[Goal] Go through the entries below and copy each line containing the word "области".

[Extracted data entries]
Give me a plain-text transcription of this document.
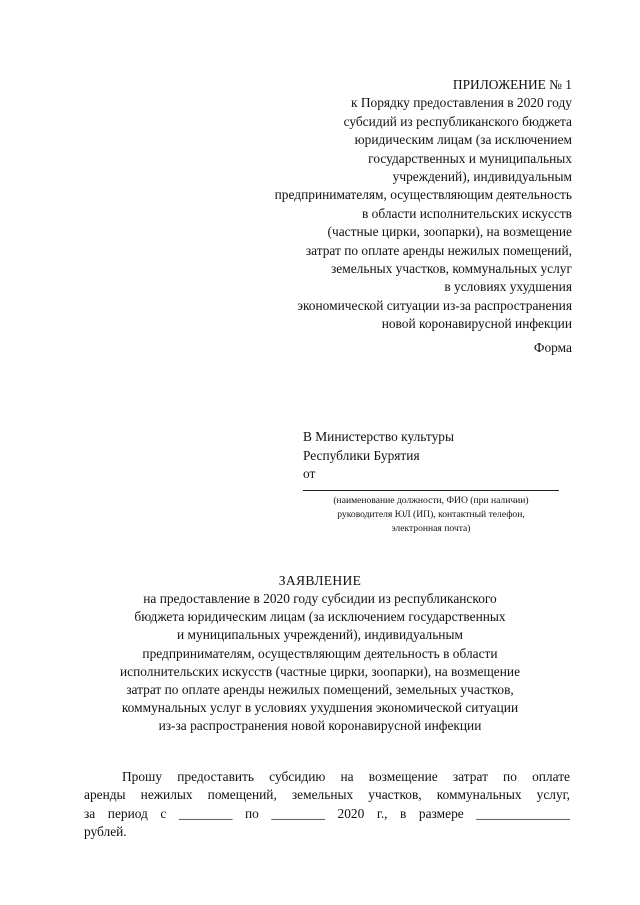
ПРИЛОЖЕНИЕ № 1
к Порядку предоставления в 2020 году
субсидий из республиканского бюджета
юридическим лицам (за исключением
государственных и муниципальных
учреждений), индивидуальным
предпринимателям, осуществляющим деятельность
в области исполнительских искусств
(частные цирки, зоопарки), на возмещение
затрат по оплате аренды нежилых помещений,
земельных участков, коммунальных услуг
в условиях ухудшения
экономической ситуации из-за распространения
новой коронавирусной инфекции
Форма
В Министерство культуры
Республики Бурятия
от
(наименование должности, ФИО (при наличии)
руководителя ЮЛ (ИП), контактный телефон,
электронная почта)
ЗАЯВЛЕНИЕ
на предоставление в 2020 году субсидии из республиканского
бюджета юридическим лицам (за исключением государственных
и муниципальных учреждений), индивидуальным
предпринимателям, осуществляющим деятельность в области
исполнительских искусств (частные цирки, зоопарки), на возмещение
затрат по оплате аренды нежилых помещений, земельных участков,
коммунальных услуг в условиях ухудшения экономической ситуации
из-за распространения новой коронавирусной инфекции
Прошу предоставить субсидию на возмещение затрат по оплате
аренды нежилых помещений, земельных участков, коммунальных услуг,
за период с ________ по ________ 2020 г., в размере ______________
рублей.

[Complete answer]
в области исполнительских искусств
предпринимателям, осуществляющим деятельность в области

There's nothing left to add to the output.